What is expected:
Omit every picture and output the rest of the records exactly as they are.

(Data records)
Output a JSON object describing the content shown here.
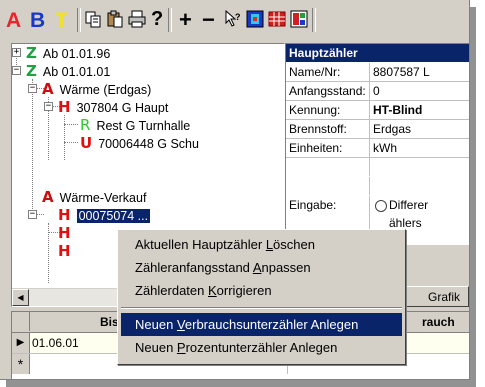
{
  "toolbar": {
    "letters": [
      {
        "label": "A",
        "color": "#e8262a"
      },
      {
        "label": "B",
        "color": "#1838c8"
      },
      {
        "label": "T",
        "color": "#f2e12a"
      }
    ],
    "icons": [
      "copy-icon",
      "paste-icon",
      "print-icon",
      "help-icon",
      "add-icon",
      "remove-icon",
      "context-help-icon",
      "color-icon",
      "table-icon",
      "report-icon"
    ],
    "add_label": "+",
    "remove_label": "−",
    "help_label": "?",
    "context_help_label": "⁇"
  },
  "tree": {
    "nodes": [
      {
        "glyph": "Z",
        "color": "#20a040",
        "label": "Ab 01.01.96"
      },
      {
        "glyph": "Z",
        "color": "#20a040",
        "label": "Ab 01.01.01"
      },
      {
        "glyph": "A",
        "color": "#c81010",
        "label": "Wärme (Erdgas)"
      },
      {
        "glyph": "H",
        "color": "#e01010",
        "label": "307804 G Haupt"
      },
      {
        "glyph": "R",
        "color": "#30c830",
        "label": "Rest G Turnhalle"
      },
      {
        "glyph": "U",
        "color": "#e01010",
        "label": "70006448 G Schu"
      },
      {
        "glyph": "A",
        "color": "#c81010",
        "label": "Wärme-Verkauf"
      },
      {
        "glyph": "H",
        "color": "#e01010",
        "label": "00075074 ..."
      },
      {
        "glyph": "H",
        "color": "#e01010",
        "label": ""
      },
      {
        "glyph": "H",
        "color": "#e01010",
        "label": ""
      }
    ]
  },
  "properties": {
    "header": "Hauptzähler",
    "rows": [
      {
        "key": "Name/Nr:",
        "value": "8807587 L"
      },
      {
        "key": "Anfangsstand:",
        "value": "0"
      },
      {
        "key": "Kennung:",
        "value": "HT-Blind"
      },
      {
        "key": "Brennstoff:",
        "value": "Erdgas"
      },
      {
        "key": "Einheiten:",
        "value": "kWh"
      }
    ],
    "eingabe_label": "Eingabe:",
    "radio_text": "Differer",
    "radio_text2": "ählers",
    "grafik_label": "Grafik"
  },
  "grid": {
    "col1": "Bis",
    "col2": "rauch",
    "row1_date": "01.06.01",
    "new_row_marker": "*",
    "current_row_marker": "▶"
  },
  "context_menu": {
    "items": [
      {
        "text": "Aktuellen Hauptzähler Löschen",
        "ul": "L"
      },
      {
        "text": "Zähleranfangsstand Anpassen",
        "ul": "A"
      },
      {
        "text": "Zählerdaten Korrigieren",
        "ul": "K"
      },
      {
        "text": "Neuen Verbrauchsunterzähler Anlegen",
        "ul": "V"
      },
      {
        "text": "Neuen Prozentunterzähler Anlegen",
        "ul": "P"
      }
    ]
  }
}
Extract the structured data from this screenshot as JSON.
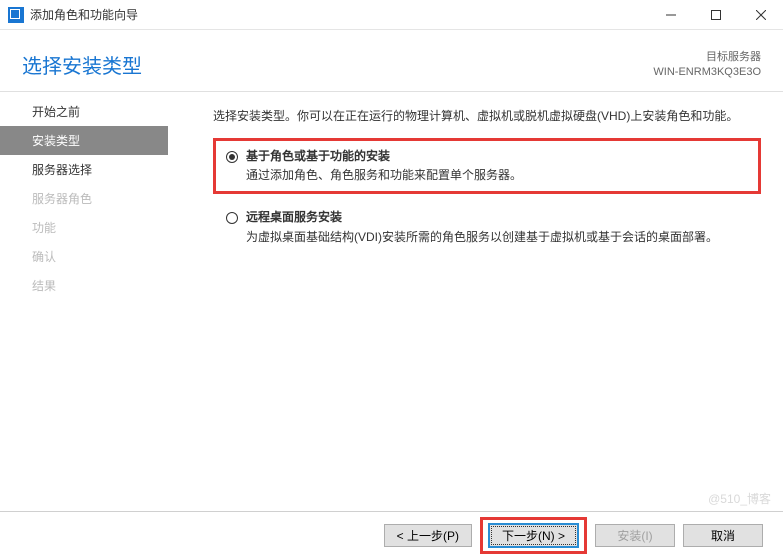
{
  "titlebar": {
    "title": "添加角色和功能向导"
  },
  "header": {
    "title": "选择安装类型",
    "server_label": "目标服务器",
    "server_name": "WIN-ENRM3KQ3E3O"
  },
  "sidebar": {
    "items": [
      {
        "label": "开始之前",
        "state": "enabled"
      },
      {
        "label": "安装类型",
        "state": "active"
      },
      {
        "label": "服务器选择",
        "state": "enabled"
      },
      {
        "label": "服务器角色",
        "state": "disabled"
      },
      {
        "label": "功能",
        "state": "disabled"
      },
      {
        "label": "确认",
        "state": "disabled"
      },
      {
        "label": "结果",
        "state": "disabled"
      }
    ]
  },
  "main": {
    "intro": "选择安装类型。你可以在正在运行的物理计算机、虚拟机或脱机虚拟硬盘(VHD)上安装角色和功能。",
    "options": [
      {
        "title": "基于角色或基于功能的安装",
        "desc": "通过添加角色、角色服务和功能来配置单个服务器。",
        "checked": true,
        "highlighted": true
      },
      {
        "title": "远程桌面服务安装",
        "desc": "为虚拟桌面基础结构(VDI)安装所需的角色服务以创建基于虚拟机或基于会话的桌面部署。",
        "checked": false,
        "highlighted": false
      }
    ]
  },
  "footer": {
    "prev": "< 上一步(P)",
    "next": "下一步(N) >",
    "install": "安装(I)",
    "cancel": "取消"
  },
  "watermark": "@510_博客"
}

The output:
Output a JSON object describing the content shown here.
{
  "toolbar": {
    "letters": [
      {
        "label": "A",
        "color": "#e8262a"
      },
      {
        "label": "B",
        "color": "#1838c8"
      },
      {
        "label": "T",
        "color": "#f2e12a"
      }
    ],
    "icons": [
      "copy-icon",
      "paste-icon",
      "print-icon",
      "help-icon",
      "add-icon",
      "remove-icon",
      "context-help-icon",
      "color-icon",
      "table-icon",
      "report-icon"
    ],
    "add_label": "+",
    "remove_label": "−",
    "help_label": "?",
    "context_help_label": "⁇"
  },
  "tree": {
    "nodes": [
      {
        "glyph": "Z",
        "color": "#20a040",
        "label": "Ab 01.01.96"
      },
      {
        "glyph": "Z",
        "color": "#20a040",
        "label": "Ab 01.01.01"
      },
      {
        "glyph": "A",
        "color": "#c81010",
        "label": "Wärme (Erdgas)"
      },
      {
        "glyph": "H",
        "color": "#e01010",
        "label": "307804 G Haupt"
      },
      {
        "glyph": "R",
        "color": "#30c830",
        "label": "Rest G Turnhalle"
      },
      {
        "glyph": "U",
        "color": "#e01010",
        "label": "70006448 G Schu"
      },
      {
        "glyph": "A",
        "color": "#c81010",
        "label": "Wärme-Verkauf"
      },
      {
        "glyph": "H",
        "color": "#e01010",
        "label": "00075074 ..."
      },
      {
        "glyph": "H",
        "color": "#e01010",
        "label": ""
      },
      {
        "glyph": "H",
        "color": "#e01010",
        "label": ""
      }
    ]
  },
  "properties": {
    "header": "Hauptzähler",
    "rows": [
      {
        "key": "Name/Nr:",
        "value": "8807587 L"
      },
      {
        "key": "Anfangsstand:",
        "value": "0"
      },
      {
        "key": "Kennung:",
        "value": "HT-Blind"
      },
      {
        "key": "Brennstoff:",
        "value": "Erdgas"
      },
      {
        "key": "Einheiten:",
        "value": "kWh"
      }
    ],
    "eingabe_label": "Eingabe:",
    "radio_text": "Differer",
    "radio_text2": "ählers",
    "grafik_label": "Grafik"
  },
  "grid": {
    "col1": "Bis",
    "col2": "rauch",
    "row1_date": "01.06.01",
    "new_row_marker": "*",
    "current_row_marker": "▶"
  },
  "context_menu": {
    "items": [
      {
        "text": "Aktuellen Hauptzähler Löschen",
        "ul": "L"
      },
      {
        "text": "Zähleranfangsstand Anpassen",
        "ul": "A"
      },
      {
        "text": "Zählerdaten Korrigieren",
        "ul": "K"
      },
      {
        "text": "Neuen Verbrauchsunterzähler Anlegen",
        "ul": "V"
      },
      {
        "text": "Neuen Prozentunterzähler Anlegen",
        "ul": "P"
      }
    ]
  }
}
Extract the structured data from this screenshot as JSON.
{
  "titlebar": {
    "title": "添加角色和功能向导"
  },
  "header": {
    "title": "选择安装类型",
    "server_label": "目标服务器",
    "server_name": "WIN-ENRM3KQ3E3O"
  },
  "sidebar": {
    "items": [
      {
        "label": "开始之前",
        "state": "enabled"
      },
      {
        "label": "安装类型",
        "state": "active"
      },
      {
        "label": "服务器选择",
        "state": "enabled"
      },
      {
        "label": "服务器角色",
        "state": "disabled"
      },
      {
        "label": "功能",
        "state": "disabled"
      },
      {
        "label": "确认",
        "state": "disabled"
      },
      {
        "label": "结果",
        "state": "disabled"
      }
    ]
  },
  "main": {
    "intro": "选择安装类型。你可以在正在运行的物理计算机、虚拟机或脱机虚拟硬盘(VHD)上安装角色和功能。",
    "options": [
      {
        "title": "基于角色或基于功能的安装",
        "desc": "通过添加角色、角色服务和功能来配置单个服务器。",
        "checked": true,
        "highlighted": true
      },
      {
        "title": "远程桌面服务安装",
        "desc": "为虚拟桌面基础结构(VDI)安装所需的角色服务以创建基于虚拟机或基于会话的桌面部署。",
        "checked": false,
        "highlighted": false
      }
    ]
  },
  "footer": {
    "prev": "< 上一步(P)",
    "next": "下一步(N) >",
    "install": "安装(I)",
    "cancel": "取消"
  },
  "watermark": "@510_博客"
}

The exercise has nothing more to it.